==== Given entries
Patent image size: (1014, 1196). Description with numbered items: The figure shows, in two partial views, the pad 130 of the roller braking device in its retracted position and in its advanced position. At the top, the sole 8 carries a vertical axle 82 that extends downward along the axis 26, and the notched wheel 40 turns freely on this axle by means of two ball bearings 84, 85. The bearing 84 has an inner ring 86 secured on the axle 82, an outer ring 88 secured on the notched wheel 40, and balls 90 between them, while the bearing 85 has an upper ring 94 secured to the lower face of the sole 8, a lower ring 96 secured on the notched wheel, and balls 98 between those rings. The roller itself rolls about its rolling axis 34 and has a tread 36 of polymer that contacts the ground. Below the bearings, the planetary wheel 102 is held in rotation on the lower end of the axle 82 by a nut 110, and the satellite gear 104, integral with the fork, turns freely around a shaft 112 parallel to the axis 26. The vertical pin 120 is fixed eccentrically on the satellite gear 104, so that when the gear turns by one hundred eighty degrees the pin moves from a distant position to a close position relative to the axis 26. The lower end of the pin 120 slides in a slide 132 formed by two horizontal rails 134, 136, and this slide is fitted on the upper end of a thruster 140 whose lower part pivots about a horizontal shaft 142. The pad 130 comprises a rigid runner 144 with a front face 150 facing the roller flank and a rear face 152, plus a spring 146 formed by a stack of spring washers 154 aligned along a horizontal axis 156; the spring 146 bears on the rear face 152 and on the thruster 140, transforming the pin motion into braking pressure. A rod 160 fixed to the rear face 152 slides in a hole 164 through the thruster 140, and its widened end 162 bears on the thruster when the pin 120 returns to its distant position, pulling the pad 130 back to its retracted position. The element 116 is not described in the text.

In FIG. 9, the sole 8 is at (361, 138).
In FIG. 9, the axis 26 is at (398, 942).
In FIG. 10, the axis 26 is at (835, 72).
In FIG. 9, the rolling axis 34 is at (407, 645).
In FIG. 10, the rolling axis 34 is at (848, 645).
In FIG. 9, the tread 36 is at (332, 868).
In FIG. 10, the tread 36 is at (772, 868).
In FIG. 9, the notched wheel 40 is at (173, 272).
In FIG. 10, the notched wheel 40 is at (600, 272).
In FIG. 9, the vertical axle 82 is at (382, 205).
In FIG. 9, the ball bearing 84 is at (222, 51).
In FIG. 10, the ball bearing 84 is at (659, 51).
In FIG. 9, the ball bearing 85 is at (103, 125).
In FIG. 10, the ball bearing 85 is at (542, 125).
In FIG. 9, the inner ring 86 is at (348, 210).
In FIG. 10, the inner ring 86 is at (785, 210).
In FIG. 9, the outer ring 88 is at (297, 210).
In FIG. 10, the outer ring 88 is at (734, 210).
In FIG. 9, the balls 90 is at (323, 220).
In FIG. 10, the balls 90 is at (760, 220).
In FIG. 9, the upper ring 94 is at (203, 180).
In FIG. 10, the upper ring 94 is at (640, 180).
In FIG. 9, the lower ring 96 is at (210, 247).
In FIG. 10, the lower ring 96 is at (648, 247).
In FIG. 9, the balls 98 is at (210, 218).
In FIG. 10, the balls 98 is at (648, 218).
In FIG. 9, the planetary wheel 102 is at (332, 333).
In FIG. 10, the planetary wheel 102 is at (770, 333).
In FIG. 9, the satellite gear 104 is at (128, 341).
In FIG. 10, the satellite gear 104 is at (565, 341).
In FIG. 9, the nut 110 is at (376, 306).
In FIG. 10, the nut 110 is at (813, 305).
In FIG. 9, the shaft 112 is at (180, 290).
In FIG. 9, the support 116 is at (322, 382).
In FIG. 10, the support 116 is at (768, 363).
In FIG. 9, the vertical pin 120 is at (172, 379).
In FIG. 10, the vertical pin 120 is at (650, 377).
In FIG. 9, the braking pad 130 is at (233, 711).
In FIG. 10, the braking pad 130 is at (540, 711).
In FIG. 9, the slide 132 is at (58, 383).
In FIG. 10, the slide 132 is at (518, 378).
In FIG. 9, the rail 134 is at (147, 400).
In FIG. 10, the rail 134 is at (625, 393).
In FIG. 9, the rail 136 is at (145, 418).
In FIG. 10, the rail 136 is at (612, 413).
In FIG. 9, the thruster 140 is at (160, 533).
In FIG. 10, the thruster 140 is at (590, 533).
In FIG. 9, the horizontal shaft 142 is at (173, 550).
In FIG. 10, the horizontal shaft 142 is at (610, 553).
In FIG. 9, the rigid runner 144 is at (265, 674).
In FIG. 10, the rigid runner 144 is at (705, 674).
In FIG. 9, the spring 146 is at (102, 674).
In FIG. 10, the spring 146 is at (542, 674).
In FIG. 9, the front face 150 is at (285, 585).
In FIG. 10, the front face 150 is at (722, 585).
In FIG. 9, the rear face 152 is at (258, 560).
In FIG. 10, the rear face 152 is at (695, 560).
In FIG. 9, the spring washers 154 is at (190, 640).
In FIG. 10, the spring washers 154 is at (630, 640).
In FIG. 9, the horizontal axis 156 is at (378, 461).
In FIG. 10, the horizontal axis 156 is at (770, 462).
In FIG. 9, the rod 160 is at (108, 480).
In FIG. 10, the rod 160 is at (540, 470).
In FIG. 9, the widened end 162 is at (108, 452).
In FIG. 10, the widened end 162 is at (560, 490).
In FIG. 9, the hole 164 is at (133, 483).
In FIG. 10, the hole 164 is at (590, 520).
========
**Written exercise**
Please gather every line above that contains the word "thruster" and copy each one out in full.

**Solved problem**
Patent image size: (1014, 1196). Description with numbered items: The figure shows, in two partial views, the pad 130 of the roller braking device in its retracted position and in its advanced position. At the top, the sole 8 carries a vertical axle 82 that extends downward along the axis 26, and the notched wheel 40 turns freely on this axle by means of two ball bearings 84, 85. The bearing 84 has an inner ring 86 secured on the axle 82, an outer ring 88 secured on the notched wheel 40, and balls 90 between them, while the bearing 85 has an upper ring 94 secured to the lower face of the sole 8, a lower ring 96 secured on the notched wheel, and balls 98 between those rings. The roller itself rolls about its rolling axis 34 and has a tread 36 of polymer that contacts the ground. Below the bearings, the planetary wheel 102 is held in rotation on the lower end of the axle 82 by a nut 110, and the satellite gear 104, integral with the fork, turns freely around a shaft 112 parallel to the axis 26. The vertical pin 120 is fixed eccentrically on the satellite gear 104, so that when the gear turns by one hundred eighty degrees the pin moves from a distant position to a close position relative to the axis 26. The lower end of the pin 120 slides in a slide 132 formed by two horizontal rails 134, 136, and this slide is fitted on the upper end of a thruster 140 whose lower part pivots about a horizontal shaft 142. The pad 130 comprises a rigid runner 144 with a front face 150 facing the roller flank and a rear face 152, plus a spring 146 formed by a stack of spring washers 154 aligned along a horizontal axis 156; the spring 146 bears on the rear face 152 and on the thruster 140, transforming the pin motion into braking pressure. A rod 160 fixed to the rear face 152 slides in a hole 164 through the thruster 140, and its widened end 162 bears on the thruster when the pin 120 returns to its distant position, pulling the pad 130 back to its retracted position. The element 116 is not described in the text.
In FIG. 9, the thruster 140 is at (160, 533).
In FIG. 10, the thruster 140 is at (590, 533).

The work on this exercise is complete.